▸ Exercise prompt
Go through the data below line by line and count those containing the word "estar". Reply with the count only.

[Items from a dataset]
:::::

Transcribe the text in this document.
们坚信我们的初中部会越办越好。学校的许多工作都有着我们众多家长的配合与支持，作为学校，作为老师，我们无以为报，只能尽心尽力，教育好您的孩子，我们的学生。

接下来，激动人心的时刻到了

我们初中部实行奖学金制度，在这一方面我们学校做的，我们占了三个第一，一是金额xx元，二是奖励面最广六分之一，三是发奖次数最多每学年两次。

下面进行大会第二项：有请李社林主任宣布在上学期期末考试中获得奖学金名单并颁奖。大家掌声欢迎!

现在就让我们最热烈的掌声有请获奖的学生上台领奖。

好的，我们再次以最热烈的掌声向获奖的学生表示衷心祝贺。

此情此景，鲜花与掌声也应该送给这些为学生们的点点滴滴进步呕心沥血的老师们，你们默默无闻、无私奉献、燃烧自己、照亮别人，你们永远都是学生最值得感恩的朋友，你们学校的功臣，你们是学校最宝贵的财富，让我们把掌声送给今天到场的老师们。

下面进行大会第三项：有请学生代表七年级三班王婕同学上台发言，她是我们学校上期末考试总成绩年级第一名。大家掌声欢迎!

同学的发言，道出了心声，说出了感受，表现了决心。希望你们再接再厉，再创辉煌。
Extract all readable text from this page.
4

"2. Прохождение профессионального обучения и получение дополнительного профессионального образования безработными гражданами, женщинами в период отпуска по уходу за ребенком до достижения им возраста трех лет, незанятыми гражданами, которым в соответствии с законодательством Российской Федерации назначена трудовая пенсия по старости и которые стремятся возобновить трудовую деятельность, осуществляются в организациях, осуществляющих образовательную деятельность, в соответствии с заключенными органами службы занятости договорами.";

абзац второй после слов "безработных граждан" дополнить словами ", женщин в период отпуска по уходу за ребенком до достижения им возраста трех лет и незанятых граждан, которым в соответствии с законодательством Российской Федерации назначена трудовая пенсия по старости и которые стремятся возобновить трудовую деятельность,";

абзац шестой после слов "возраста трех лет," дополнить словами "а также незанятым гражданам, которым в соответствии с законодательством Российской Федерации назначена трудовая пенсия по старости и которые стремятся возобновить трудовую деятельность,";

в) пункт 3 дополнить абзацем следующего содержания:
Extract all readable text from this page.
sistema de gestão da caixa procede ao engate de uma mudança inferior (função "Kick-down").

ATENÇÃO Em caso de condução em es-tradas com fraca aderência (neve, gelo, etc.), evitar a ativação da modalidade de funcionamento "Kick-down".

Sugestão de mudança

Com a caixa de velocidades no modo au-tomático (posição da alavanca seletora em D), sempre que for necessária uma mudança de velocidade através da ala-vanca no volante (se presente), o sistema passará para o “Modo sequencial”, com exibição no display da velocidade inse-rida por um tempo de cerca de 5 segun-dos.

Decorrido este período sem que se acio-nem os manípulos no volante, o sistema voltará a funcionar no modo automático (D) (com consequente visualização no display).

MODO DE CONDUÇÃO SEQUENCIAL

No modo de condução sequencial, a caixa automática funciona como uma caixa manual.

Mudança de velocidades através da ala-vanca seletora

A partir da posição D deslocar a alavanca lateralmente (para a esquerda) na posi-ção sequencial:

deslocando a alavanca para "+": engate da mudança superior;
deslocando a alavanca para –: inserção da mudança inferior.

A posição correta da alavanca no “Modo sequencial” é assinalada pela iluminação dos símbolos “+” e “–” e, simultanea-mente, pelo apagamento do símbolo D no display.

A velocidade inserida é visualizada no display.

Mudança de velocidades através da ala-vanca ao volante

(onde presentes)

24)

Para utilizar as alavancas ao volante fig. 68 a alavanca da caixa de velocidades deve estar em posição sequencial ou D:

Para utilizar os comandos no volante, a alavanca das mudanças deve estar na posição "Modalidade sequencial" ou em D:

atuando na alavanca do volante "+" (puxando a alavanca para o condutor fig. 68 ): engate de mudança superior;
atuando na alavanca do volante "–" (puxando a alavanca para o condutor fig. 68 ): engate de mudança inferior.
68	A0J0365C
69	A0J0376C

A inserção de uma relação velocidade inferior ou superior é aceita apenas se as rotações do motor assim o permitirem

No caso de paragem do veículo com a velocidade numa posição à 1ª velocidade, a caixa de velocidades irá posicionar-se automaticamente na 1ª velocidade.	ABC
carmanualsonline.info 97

:::::

▸ Answer to this exercise
2